EXERCISE: In the entries that follow, how many lines contain the word "Drivers"? Answer with the number only.

Data extracted from a collection
-.-.-

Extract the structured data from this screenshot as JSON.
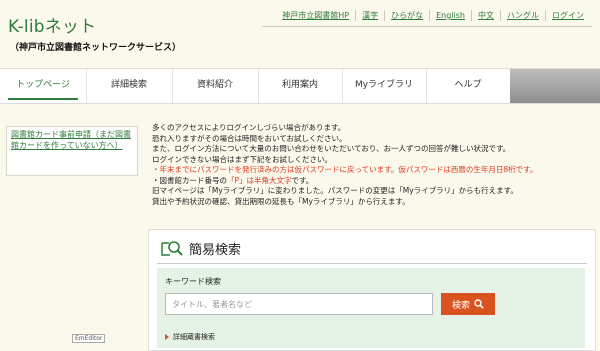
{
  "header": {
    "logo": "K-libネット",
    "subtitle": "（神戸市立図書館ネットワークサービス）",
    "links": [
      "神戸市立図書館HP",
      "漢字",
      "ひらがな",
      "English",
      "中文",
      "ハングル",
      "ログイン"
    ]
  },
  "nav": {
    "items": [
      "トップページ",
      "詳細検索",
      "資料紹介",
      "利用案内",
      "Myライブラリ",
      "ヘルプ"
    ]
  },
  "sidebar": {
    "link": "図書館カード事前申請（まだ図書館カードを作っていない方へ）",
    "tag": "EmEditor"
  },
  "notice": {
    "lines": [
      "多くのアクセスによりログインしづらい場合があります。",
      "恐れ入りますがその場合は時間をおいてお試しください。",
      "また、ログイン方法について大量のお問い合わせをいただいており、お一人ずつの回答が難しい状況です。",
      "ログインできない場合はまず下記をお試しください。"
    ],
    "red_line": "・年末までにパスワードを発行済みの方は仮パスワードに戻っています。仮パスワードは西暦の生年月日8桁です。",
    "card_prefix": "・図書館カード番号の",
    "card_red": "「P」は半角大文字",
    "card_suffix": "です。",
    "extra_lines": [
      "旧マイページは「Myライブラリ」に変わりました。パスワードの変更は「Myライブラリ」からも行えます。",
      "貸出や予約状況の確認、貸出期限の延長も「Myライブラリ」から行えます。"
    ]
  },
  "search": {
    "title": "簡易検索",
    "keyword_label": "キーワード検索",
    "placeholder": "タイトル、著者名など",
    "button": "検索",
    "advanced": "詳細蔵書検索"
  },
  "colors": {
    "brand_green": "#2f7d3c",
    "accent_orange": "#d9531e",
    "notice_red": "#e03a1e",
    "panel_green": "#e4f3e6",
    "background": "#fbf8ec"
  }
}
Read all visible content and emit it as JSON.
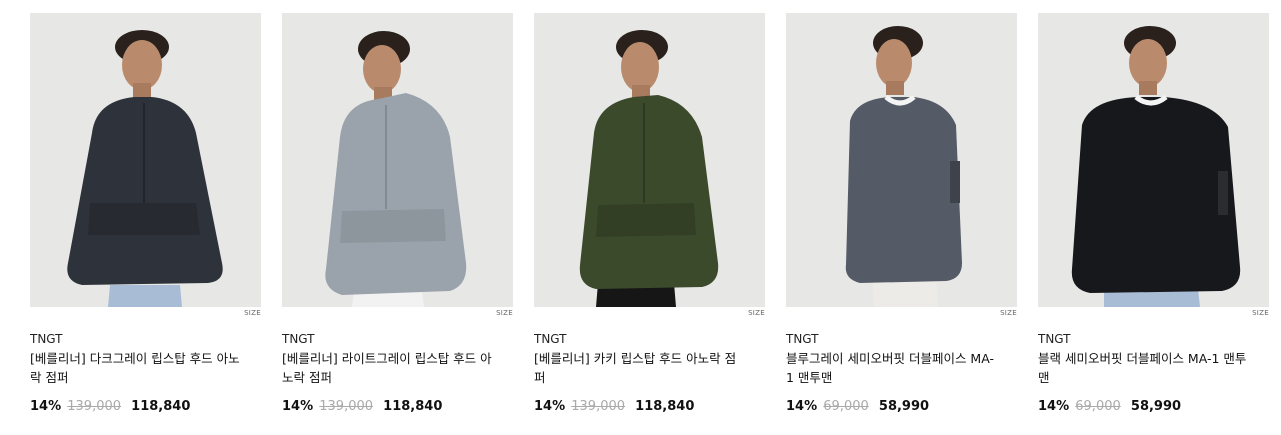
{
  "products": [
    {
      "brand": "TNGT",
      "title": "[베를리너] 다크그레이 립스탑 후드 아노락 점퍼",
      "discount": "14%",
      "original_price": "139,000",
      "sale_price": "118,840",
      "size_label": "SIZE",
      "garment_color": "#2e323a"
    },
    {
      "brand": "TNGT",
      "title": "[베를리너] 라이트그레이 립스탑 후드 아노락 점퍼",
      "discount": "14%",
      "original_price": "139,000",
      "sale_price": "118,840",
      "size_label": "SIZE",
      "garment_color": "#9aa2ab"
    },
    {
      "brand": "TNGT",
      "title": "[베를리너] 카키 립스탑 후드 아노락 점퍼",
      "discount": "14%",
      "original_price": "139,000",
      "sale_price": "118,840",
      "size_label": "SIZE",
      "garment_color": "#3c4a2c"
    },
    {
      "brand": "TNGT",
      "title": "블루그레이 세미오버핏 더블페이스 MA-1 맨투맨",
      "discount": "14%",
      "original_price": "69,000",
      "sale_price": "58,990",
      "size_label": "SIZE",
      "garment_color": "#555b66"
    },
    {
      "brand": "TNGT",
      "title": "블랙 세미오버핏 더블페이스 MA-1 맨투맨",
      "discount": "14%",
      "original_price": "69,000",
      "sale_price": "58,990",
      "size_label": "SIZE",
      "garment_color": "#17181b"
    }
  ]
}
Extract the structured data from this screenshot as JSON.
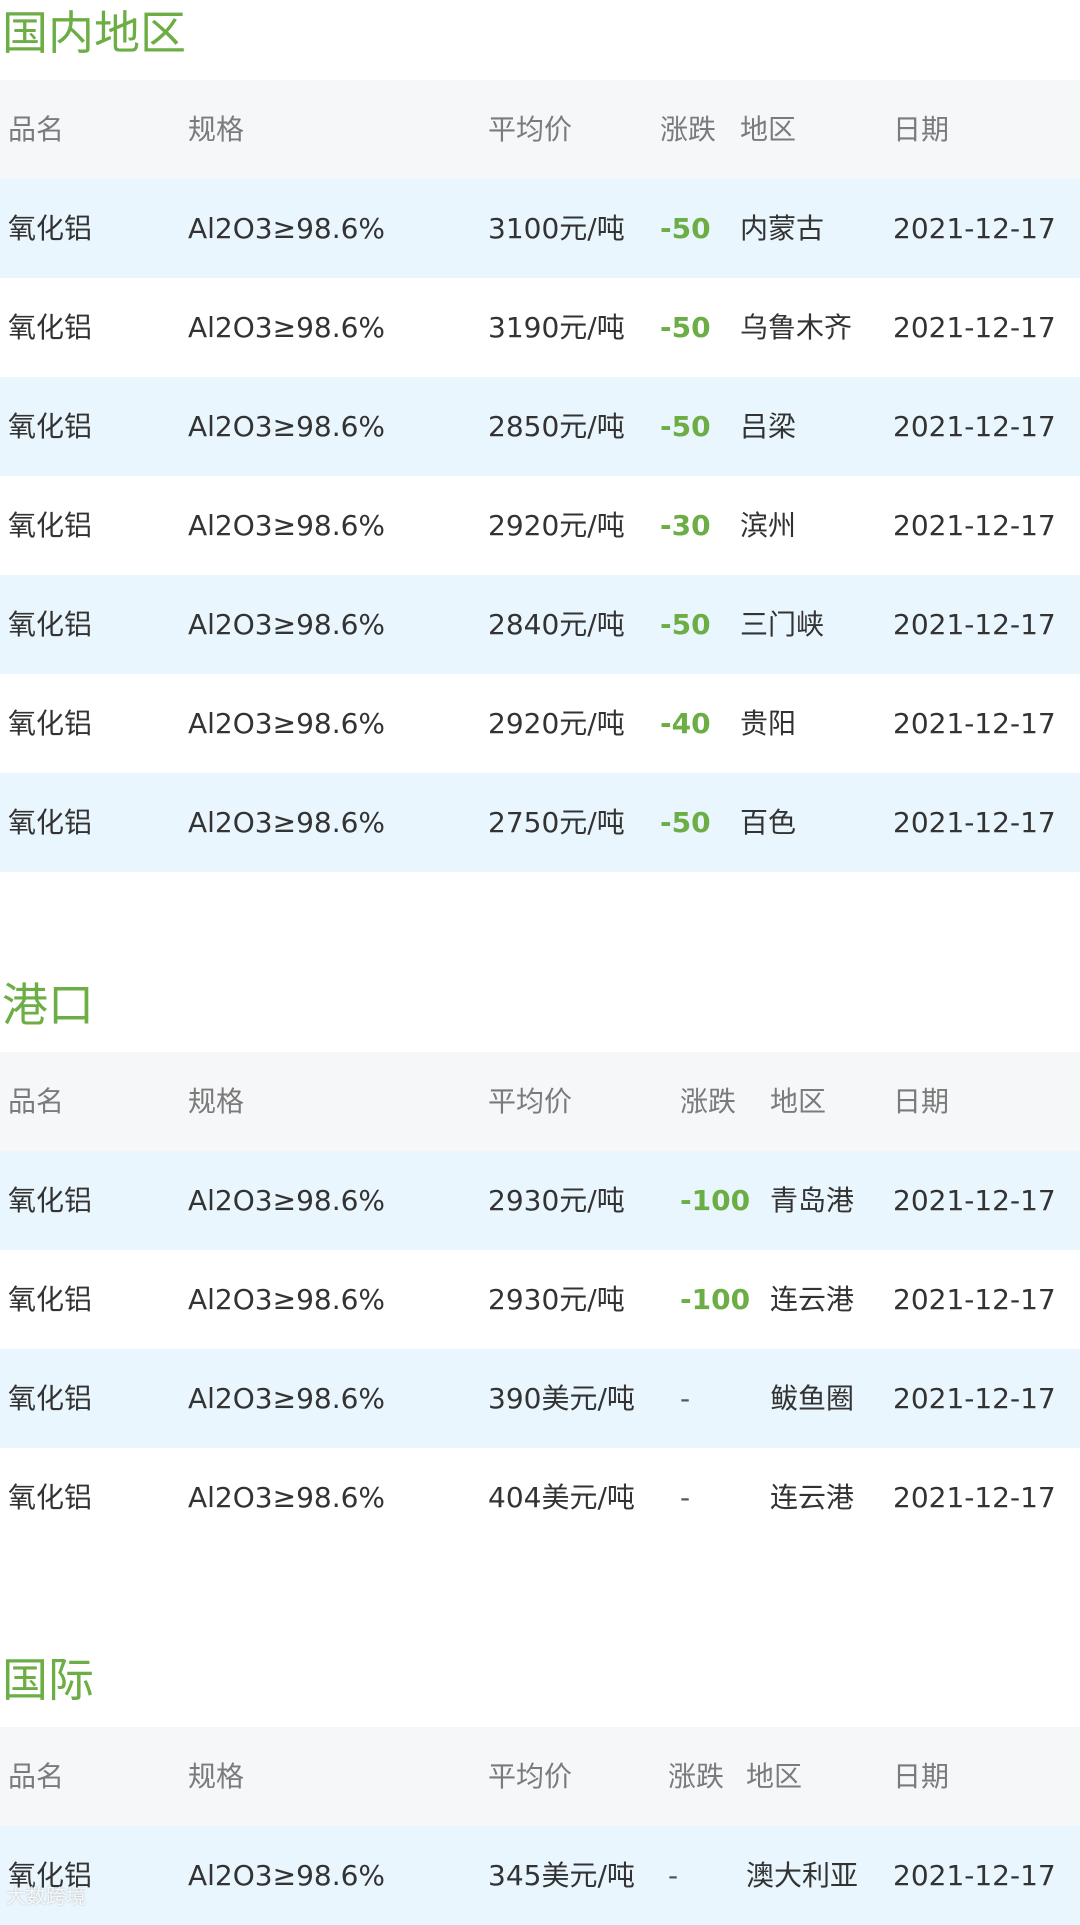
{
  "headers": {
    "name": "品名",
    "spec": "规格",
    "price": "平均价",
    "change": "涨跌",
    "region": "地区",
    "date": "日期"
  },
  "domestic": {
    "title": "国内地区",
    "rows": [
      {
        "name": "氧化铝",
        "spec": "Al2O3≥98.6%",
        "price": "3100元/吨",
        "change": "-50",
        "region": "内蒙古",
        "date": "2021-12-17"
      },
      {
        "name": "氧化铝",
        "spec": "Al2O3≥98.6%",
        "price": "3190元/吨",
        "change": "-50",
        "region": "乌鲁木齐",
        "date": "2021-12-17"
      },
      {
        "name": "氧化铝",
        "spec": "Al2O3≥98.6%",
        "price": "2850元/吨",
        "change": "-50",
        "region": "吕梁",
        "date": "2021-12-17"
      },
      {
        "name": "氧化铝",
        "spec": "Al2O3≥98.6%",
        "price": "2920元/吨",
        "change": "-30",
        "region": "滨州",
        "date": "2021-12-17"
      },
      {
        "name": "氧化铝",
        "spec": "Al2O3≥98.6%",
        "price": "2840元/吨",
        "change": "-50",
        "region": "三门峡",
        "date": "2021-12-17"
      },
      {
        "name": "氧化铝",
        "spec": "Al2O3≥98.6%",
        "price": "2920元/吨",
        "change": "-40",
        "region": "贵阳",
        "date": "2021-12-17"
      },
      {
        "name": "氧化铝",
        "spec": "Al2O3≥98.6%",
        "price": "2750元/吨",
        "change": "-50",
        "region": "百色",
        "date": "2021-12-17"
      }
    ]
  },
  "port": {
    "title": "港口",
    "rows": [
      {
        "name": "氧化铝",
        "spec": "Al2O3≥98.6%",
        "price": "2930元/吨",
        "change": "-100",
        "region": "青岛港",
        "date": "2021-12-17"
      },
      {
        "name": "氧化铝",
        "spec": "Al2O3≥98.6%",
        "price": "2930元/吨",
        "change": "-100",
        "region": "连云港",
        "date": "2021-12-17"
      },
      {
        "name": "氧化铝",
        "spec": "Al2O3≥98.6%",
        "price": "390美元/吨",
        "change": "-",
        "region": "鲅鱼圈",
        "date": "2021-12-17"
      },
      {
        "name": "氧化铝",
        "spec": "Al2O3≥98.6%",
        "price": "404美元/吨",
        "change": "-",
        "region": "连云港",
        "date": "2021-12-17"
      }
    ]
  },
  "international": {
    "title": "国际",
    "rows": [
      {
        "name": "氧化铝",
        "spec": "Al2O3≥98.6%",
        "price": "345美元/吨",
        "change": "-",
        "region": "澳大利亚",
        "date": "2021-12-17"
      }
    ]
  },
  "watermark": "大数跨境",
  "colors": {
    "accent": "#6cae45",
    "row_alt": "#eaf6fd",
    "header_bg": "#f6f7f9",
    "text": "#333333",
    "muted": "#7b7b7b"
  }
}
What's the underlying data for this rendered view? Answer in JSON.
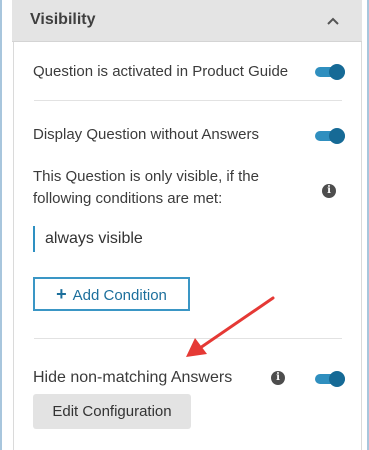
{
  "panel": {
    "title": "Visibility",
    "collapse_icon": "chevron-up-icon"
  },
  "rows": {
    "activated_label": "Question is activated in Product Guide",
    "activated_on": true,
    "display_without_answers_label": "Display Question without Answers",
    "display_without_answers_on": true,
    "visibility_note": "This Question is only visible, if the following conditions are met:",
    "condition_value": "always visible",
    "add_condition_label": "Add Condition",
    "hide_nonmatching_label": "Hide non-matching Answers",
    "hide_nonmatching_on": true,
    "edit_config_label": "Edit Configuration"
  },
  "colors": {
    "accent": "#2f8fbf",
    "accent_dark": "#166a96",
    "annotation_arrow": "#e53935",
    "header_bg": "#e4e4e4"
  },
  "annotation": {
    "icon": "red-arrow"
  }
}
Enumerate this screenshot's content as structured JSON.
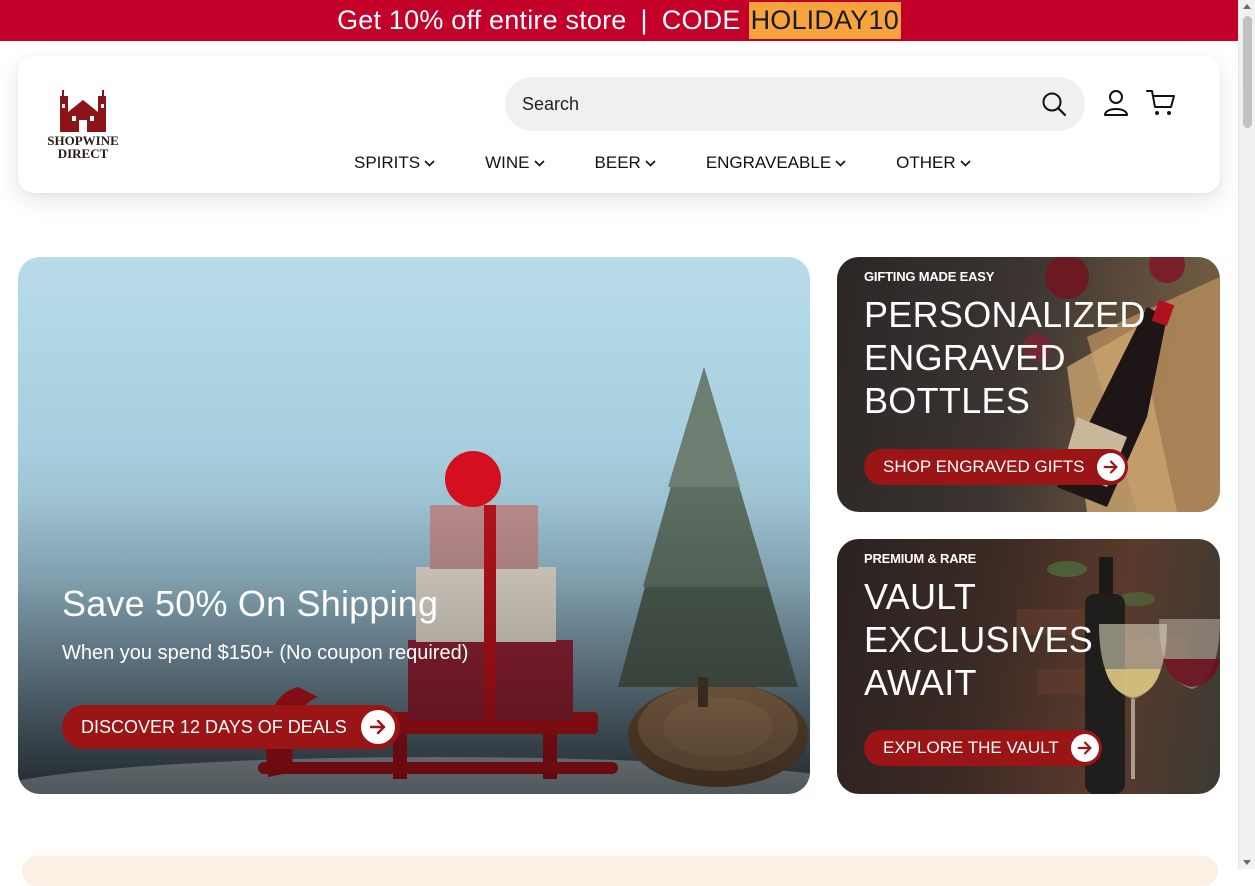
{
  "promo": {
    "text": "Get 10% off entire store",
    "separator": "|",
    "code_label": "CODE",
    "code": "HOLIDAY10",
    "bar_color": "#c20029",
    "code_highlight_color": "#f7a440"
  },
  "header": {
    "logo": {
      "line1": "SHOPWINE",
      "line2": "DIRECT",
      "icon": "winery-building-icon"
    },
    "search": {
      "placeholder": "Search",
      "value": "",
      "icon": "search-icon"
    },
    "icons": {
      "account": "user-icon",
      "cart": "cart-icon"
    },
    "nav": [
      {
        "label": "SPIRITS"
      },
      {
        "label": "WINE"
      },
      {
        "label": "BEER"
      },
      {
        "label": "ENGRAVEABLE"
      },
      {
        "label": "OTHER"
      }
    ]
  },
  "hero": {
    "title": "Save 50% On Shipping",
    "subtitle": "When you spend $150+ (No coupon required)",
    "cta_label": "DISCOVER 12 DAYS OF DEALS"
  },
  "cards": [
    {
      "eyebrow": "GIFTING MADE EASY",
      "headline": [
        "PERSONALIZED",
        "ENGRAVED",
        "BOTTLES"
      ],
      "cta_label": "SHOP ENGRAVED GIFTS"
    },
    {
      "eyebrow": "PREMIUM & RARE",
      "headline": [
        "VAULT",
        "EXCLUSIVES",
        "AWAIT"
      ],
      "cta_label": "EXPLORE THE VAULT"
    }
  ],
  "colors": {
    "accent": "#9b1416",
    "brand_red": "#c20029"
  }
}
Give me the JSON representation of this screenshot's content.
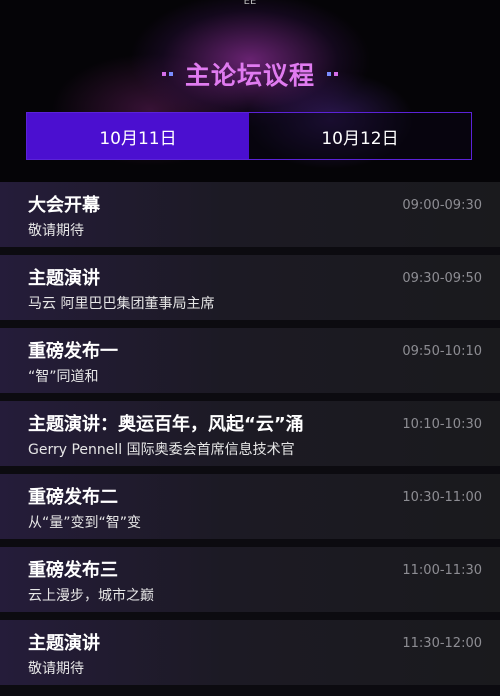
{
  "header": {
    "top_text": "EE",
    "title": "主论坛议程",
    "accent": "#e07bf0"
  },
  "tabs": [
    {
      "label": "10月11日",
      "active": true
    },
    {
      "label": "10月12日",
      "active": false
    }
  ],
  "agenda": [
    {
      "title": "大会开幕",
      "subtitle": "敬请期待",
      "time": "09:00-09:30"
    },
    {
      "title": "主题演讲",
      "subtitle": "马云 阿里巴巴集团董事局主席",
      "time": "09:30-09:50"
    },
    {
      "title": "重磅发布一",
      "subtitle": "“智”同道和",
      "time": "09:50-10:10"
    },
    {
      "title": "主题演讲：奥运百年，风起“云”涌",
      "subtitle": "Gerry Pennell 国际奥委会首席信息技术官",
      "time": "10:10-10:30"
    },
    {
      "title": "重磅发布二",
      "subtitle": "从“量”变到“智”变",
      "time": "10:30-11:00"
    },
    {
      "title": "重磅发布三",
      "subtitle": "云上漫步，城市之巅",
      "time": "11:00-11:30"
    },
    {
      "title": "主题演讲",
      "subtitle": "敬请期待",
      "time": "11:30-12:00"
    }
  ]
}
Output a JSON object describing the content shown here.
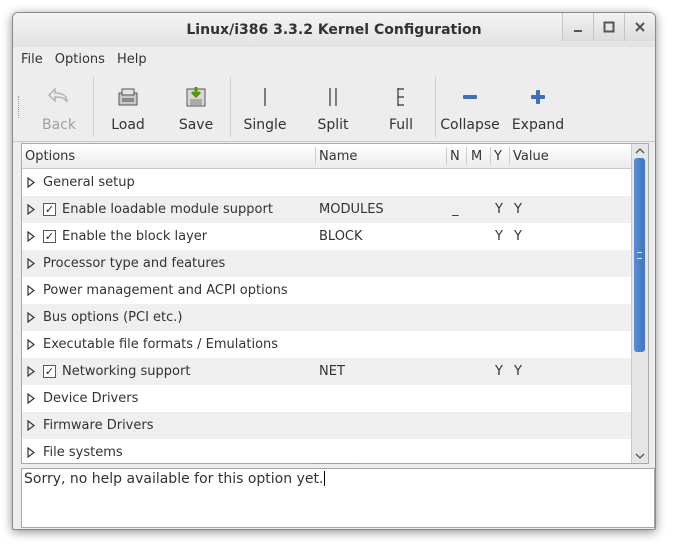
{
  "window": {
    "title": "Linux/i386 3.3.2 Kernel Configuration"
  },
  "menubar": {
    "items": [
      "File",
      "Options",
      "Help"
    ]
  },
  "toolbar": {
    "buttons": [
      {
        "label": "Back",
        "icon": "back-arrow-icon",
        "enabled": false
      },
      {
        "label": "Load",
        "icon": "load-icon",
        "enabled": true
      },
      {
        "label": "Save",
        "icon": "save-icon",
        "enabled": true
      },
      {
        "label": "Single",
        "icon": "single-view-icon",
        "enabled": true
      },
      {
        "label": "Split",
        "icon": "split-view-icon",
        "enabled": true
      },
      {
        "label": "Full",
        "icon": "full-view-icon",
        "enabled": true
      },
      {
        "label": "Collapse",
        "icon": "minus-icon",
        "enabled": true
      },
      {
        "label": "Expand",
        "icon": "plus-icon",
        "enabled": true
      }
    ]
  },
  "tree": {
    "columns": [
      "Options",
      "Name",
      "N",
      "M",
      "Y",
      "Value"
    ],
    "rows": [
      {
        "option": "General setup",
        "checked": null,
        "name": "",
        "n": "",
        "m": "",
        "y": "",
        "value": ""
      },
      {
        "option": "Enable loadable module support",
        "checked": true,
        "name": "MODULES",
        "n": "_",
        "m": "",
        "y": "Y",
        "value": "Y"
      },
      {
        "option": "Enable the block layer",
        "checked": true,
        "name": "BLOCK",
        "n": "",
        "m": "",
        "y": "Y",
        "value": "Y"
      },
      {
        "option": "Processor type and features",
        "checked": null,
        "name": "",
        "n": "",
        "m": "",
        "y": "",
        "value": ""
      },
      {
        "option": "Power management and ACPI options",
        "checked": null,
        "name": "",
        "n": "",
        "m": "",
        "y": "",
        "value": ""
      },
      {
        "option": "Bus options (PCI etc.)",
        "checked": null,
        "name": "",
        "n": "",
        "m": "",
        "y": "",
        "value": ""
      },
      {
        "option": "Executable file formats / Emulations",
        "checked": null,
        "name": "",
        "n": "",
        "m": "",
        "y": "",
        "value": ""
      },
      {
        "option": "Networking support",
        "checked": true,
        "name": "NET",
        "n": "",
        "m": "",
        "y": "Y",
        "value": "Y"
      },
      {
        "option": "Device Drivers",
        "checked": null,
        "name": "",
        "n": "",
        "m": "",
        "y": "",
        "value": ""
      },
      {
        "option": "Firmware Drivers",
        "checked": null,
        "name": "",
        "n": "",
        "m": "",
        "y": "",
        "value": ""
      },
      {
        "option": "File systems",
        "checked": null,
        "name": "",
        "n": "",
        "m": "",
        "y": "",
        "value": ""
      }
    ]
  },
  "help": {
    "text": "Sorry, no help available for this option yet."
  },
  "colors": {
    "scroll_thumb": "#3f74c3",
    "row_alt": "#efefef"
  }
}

-.-.-

SOLUTION TO THIS TASK: 2